◆ Task to carry out ◆
Filter the entries that follow, copying every line in which the word "title" appears.

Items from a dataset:
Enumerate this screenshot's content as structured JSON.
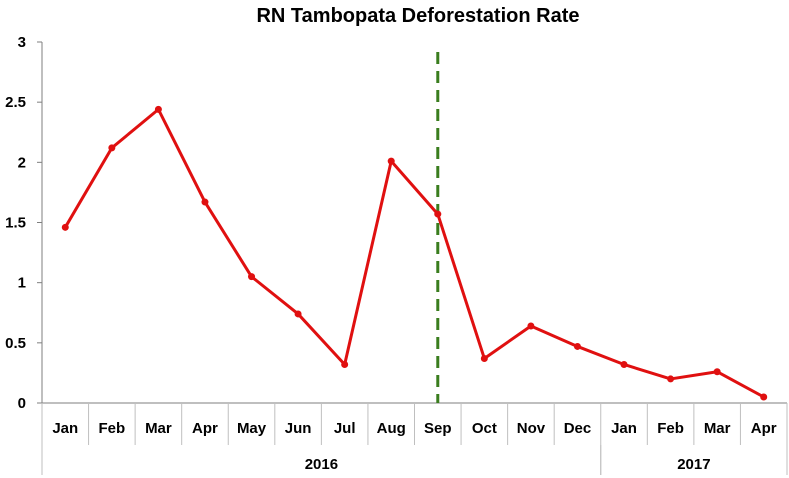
{
  "chart_data": {
    "type": "line",
    "title": "RN Tambopata Deforestation Rate",
    "xlabel": "",
    "ylabel": "",
    "categories": [
      "Jan",
      "Feb",
      "Mar",
      "Apr",
      "May",
      "Jun",
      "Jul",
      "Aug",
      "Sep",
      "Oct",
      "Nov",
      "Dec",
      "Jan",
      "Feb",
      "Mar",
      "Apr"
    ],
    "groups": [
      {
        "label": "2016",
        "start": 0,
        "end": 11
      },
      {
        "label": "2017",
        "start": 12,
        "end": 15
      }
    ],
    "series": [
      {
        "color": "#e01010",
        "values": [
          1.46,
          2.12,
          2.44,
          1.67,
          1.05,
          0.74,
          0.32,
          2.01,
          1.57,
          0.37,
          0.64,
          0.47,
          0.32,
          0.2,
          0.26,
          0.05
        ]
      }
    ],
    "ylim": [
      0,
      3
    ],
    "yticks": [
      "0",
      "0.5",
      "1",
      "1.5",
      "2",
      "2.5",
      "3"
    ],
    "marker_line": {
      "category_index": 8,
      "color": "#3a7d1e",
      "style": "dashed"
    },
    "grid": false,
    "legend": "none"
  }
}
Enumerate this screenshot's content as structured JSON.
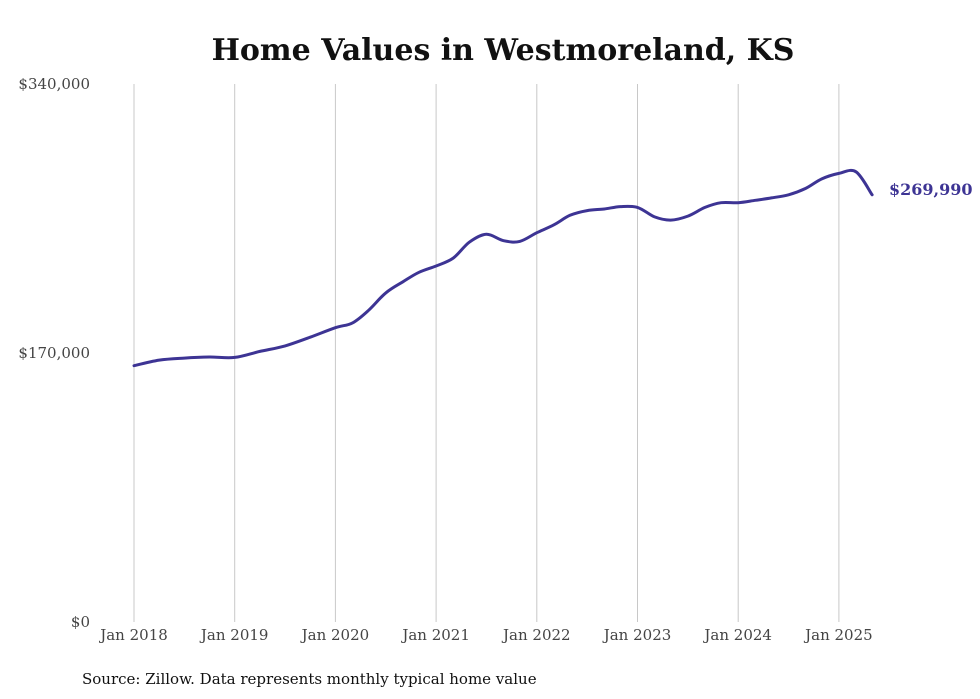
{
  "chart_data": {
    "type": "line",
    "title": "Home Values in Westmoreland, KS",
    "xlabel": "",
    "ylabel": "",
    "ylim": [
      0,
      340000
    ],
    "y_ticks": [
      {
        "value": 0,
        "label": "$0"
      },
      {
        "value": 170000,
        "label": "$170,000"
      },
      {
        "value": 340000,
        "label": "$340,000"
      }
    ],
    "x_ticks": [
      {
        "value": 2018,
        "label": "Jan 2018"
      },
      {
        "value": 2019,
        "label": "Jan 2019"
      },
      {
        "value": 2020,
        "label": "Jan 2020"
      },
      {
        "value": 2021,
        "label": "Jan 2021"
      },
      {
        "value": 2022,
        "label": "Jan 2022"
      },
      {
        "value": 2023,
        "label": "Jan 2023"
      },
      {
        "value": 2024,
        "label": "Jan 2024"
      },
      {
        "value": 2025,
        "label": "Jan 2025"
      }
    ],
    "xlim": [
      2018,
      2025.42
    ],
    "grid": "vertical",
    "line_color": "#3d3494",
    "series": [
      {
        "points": [
          [
            2018.0,
            162000
          ],
          [
            2018.25,
            165500
          ],
          [
            2018.5,
            166800
          ],
          [
            2018.75,
            167500
          ],
          [
            2019.0,
            167200
          ],
          [
            2019.25,
            171000
          ],
          [
            2019.5,
            174500
          ],
          [
            2019.75,
            180000
          ],
          [
            2020.0,
            186000
          ],
          [
            2020.17,
            189000
          ],
          [
            2020.33,
            197000
          ],
          [
            2020.5,
            208000
          ],
          [
            2020.67,
            215000
          ],
          [
            2020.83,
            221000
          ],
          [
            2021.0,
            225000
          ],
          [
            2021.17,
            230000
          ],
          [
            2021.33,
            240000
          ],
          [
            2021.5,
            245000
          ],
          [
            2021.67,
            241000
          ],
          [
            2021.83,
            240500
          ],
          [
            2022.0,
            246000
          ],
          [
            2022.17,
            251000
          ],
          [
            2022.33,
            257000
          ],
          [
            2022.5,
            260000
          ],
          [
            2022.67,
            261000
          ],
          [
            2022.83,
            262500
          ],
          [
            2023.0,
            262000
          ],
          [
            2023.17,
            256000
          ],
          [
            2023.33,
            254000
          ],
          [
            2023.5,
            256500
          ],
          [
            2023.67,
            262000
          ],
          [
            2023.83,
            265000
          ],
          [
            2024.0,
            265000
          ],
          [
            2024.17,
            266500
          ],
          [
            2024.33,
            268000
          ],
          [
            2024.5,
            270000
          ],
          [
            2024.67,
            274000
          ],
          [
            2024.83,
            280000
          ],
          [
            2025.0,
            283500
          ],
          [
            2025.17,
            284500
          ],
          [
            2025.33,
            269990
          ]
        ],
        "end_label": "$269,990"
      }
    ]
  },
  "footer": {
    "source": "Source: Zillow. Data represents monthly typical home value"
  }
}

◆ Correct result ◆
    "title": "RN Tambopata Deforestation Rate",
    "title": "Home Values in Westmoreland, KS",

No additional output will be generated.